◆ **Work required**: Quote, without change, all of the lines that follow.

◆ **Input material**:
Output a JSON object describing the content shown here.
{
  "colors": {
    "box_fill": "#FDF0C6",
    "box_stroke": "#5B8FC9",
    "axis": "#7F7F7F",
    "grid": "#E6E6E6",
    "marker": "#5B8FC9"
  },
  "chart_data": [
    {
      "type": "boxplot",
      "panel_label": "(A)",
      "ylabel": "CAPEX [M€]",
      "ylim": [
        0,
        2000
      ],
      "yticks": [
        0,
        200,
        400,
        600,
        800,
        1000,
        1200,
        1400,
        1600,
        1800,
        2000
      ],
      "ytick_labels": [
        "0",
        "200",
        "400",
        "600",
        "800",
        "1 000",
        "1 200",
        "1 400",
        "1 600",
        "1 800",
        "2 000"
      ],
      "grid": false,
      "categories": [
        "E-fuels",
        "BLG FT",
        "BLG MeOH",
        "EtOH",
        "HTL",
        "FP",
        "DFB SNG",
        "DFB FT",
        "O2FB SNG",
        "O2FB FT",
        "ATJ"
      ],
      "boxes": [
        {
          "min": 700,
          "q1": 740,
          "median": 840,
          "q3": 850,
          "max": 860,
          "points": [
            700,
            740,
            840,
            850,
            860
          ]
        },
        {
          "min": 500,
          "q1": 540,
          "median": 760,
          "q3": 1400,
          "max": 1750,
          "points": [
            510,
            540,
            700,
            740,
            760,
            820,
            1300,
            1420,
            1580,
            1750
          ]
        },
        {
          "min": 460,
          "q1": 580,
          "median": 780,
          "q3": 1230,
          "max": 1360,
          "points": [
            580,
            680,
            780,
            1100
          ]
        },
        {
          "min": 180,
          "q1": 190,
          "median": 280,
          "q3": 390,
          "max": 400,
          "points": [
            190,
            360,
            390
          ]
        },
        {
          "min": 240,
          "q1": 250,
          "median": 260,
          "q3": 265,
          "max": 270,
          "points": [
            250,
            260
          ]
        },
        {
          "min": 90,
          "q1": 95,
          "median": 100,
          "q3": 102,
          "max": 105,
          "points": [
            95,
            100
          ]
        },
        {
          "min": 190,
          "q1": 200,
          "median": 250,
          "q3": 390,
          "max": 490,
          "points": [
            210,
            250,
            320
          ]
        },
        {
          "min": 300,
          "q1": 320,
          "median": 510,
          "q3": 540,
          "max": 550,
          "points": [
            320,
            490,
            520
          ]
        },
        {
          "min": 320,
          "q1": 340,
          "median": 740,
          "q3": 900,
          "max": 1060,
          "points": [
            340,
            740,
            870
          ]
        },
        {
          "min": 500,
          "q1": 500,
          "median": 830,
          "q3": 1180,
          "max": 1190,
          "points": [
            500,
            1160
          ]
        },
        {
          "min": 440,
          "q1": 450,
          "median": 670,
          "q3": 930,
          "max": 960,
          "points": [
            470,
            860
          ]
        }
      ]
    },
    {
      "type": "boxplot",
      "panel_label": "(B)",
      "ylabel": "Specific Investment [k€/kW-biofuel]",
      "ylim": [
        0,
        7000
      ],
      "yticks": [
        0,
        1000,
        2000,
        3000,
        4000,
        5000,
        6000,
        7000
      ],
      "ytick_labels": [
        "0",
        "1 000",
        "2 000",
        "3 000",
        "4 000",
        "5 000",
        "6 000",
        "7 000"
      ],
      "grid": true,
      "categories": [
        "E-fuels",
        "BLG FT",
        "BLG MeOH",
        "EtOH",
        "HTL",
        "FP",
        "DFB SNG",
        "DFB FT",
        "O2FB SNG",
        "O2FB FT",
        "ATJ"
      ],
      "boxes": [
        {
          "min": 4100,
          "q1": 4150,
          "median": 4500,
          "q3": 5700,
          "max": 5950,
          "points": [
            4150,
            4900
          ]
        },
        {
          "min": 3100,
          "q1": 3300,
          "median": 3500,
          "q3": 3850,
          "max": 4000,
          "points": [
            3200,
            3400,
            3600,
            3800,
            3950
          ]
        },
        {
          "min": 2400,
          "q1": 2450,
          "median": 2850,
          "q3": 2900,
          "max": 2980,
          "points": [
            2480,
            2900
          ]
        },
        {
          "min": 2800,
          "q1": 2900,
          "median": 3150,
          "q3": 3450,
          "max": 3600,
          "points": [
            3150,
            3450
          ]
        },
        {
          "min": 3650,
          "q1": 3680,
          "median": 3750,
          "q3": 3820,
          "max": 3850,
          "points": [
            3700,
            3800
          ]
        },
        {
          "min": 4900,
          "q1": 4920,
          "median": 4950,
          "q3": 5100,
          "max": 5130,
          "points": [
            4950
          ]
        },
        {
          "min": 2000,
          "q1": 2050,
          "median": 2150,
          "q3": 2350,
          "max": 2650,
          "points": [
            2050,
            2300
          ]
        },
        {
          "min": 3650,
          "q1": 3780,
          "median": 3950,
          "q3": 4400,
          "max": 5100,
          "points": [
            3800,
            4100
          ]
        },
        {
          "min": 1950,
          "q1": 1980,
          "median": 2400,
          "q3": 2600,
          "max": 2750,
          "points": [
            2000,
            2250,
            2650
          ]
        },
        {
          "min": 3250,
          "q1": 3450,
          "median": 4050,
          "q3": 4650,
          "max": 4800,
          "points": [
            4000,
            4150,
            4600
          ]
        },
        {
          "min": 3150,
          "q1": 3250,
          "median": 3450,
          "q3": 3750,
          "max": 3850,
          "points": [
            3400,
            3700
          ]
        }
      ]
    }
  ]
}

◆ **Worked solution**:
Output a JSON object describing the content shown here.
{
  "colors": {
    "box_fill": "#FDF0C6",
    "box_stroke": "#5B8FC9",
    "axis": "#7F7F7F",
    "grid": "#E6E6E6",
    "marker": "#5B8FC9"
  },
  "chart_data": [
    {
      "type": "boxplot",
      "panel_label": "(A)",
      "ylabel": "CAPEX [M€]",
      "ylim": [
        0,
        2000
      ],
      "yticks": [
        0,
        200,
        400,
        600,
        800,
        1000,
        1200,
        1400,
        1600,
        1800,
        2000
      ],
      "ytick_labels": [
        "0",
        "200",
        "400",
        "600",
        "800",
        "1 000",
        "1 200",
        "1 400",
        "1 600",
        "1 800",
        "2 000"
      ],
      "grid": false,
      "categories": [
        "E-fuels",
        "BLG FT",
        "BLG MeOH",
        "EtOH",
        "HTL",
        "FP",
        "DFB SNG",
        "DFB FT",
        "O2FB SNG",
        "O2FB FT",
        "ATJ"
      ],
      "boxes": [
        {
          "min": 700,
          "q1": 740,
          "median": 840,
          "q3": 850,
          "max": 860,
          "points": [
            700,
            740,
            840,
            850,
            860
          ]
        },
        {
          "min": 500,
          "q1": 540,
          "median": 760,
          "q3": 1400,
          "max": 1750,
          "points": [
            510,
            540,
            700,
            740,
            760,
            820,
            1300,
            1420,
            1580,
            1750
          ]
        },
        {
          "min": 460,
          "q1": 580,
          "median": 780,
          "q3": 1230,
          "max": 1360,
          "points": [
            580,
            680,
            780,
            1100
          ]
        },
        {
          "min": 180,
          "q1": 190,
          "median": 280,
          "q3": 390,
          "max": 400,
          "points": [
            190,
            360,
            390
          ]
        },
        {
          "min": 240,
          "q1": 250,
          "median": 260,
          "q3": 265,
          "max": 270,
          "points": [
            250,
            260
          ]
        },
        {
          "min": 90,
          "q1": 95,
          "median": 100,
          "q3": 102,
          "max": 105,
          "points": [
            95,
            100
          ]
        },
        {
          "min": 190,
          "q1": 200,
          "median": 250,
          "q3": 390,
          "max": 490,
          "points": [
            210,
            250,
            320
          ]
        },
        {
          "min": 300,
          "q1": 320,
          "median": 510,
          "q3": 540,
          "max": 550,
          "points": [
            320,
            490,
            520
          ]
        },
        {
          "min": 320,
          "q1": 340,
          "median": 740,
          "q3": 900,
          "max": 1060,
          "points": [
            340,
            740,
            870
          ]
        },
        {
          "min": 500,
          "q1": 500,
          "median": 830,
          "q3": 1180,
          "max": 1190,
          "points": [
            500,
            1160
          ]
        },
        {
          "min": 440,
          "q1": 450,
          "median": 670,
          "q3": 930,
          "max": 960,
          "points": [
            470,
            860
          ]
        }
      ]
    },
    {
      "type": "boxplot",
      "panel_label": "(B)",
      "ylabel": "Specific Investment [k€/kW-biofuel]",
      "ylim": [
        0,
        7000
      ],
      "yticks": [
        0,
        1000,
        2000,
        3000,
        4000,
        5000,
        6000,
        7000
      ],
      "ytick_labels": [
        "0",
        "1 000",
        "2 000",
        "3 000",
        "4 000",
        "5 000",
        "6 000",
        "7 000"
      ],
      "grid": true,
      "categories": [
        "E-fuels",
        "BLG FT",
        "BLG MeOH",
        "EtOH",
        "HTL",
        "FP",
        "DFB SNG",
        "DFB FT",
        "O2FB SNG",
        "O2FB FT",
        "ATJ"
      ],
      "boxes": [
        {
          "min": 4100,
          "q1": 4150,
          "median": 4500,
          "q3": 5700,
          "max": 5950,
          "points": [
            4150,
            4900
          ]
        },
        {
          "min": 3100,
          "q1": 3300,
          "median": 3500,
          "q3": 3850,
          "max": 4000,
          "points": [
            3200,
            3400,
            3600,
            3800,
            3950
          ]
        },
        {
          "min": 2400,
          "q1": 2450,
          "median": 2850,
          "q3": 2900,
          "max": 2980,
          "points": [
            2480,
            2900
          ]
        },
        {
          "min": 2800,
          "q1": 2900,
          "median": 3150,
          "q3": 3450,
          "max": 3600,
          "points": [
            3150,
            3450
          ]
        },
        {
          "min": 3650,
          "q1": 3680,
          "median": 3750,
          "q3": 3820,
          "max": 3850,
          "points": [
            3700,
            3800
          ]
        },
        {
          "min": 4900,
          "q1": 4920,
          "median": 4950,
          "q3": 5100,
          "max": 5130,
          "points": [
            4950
          ]
        },
        {
          "min": 2000,
          "q1": 2050,
          "median": 2150,
          "q3": 2350,
          "max": 2650,
          "points": [
            2050,
            2300
          ]
        },
        {
          "min": 3650,
          "q1": 3780,
          "median": 3950,
          "q3": 4400,
          "max": 5100,
          "points": [
            3800,
            4100
          ]
        },
        {
          "min": 1950,
          "q1": 1980,
          "median": 2400,
          "q3": 2600,
          "max": 2750,
          "points": [
            2000,
            2250,
            2650
          ]
        },
        {
          "min": 3250,
          "q1": 3450,
          "median": 4050,
          "q3": 4650,
          "max": 4800,
          "points": [
            4000,
            4150,
            4600
          ]
        },
        {
          "min": 3150,
          "q1": 3250,
          "median": 3450,
          "q3": 3750,
          "max": 3850,
          "points": [
            3400,
            3700
          ]
        }
      ]
    }
  ]
}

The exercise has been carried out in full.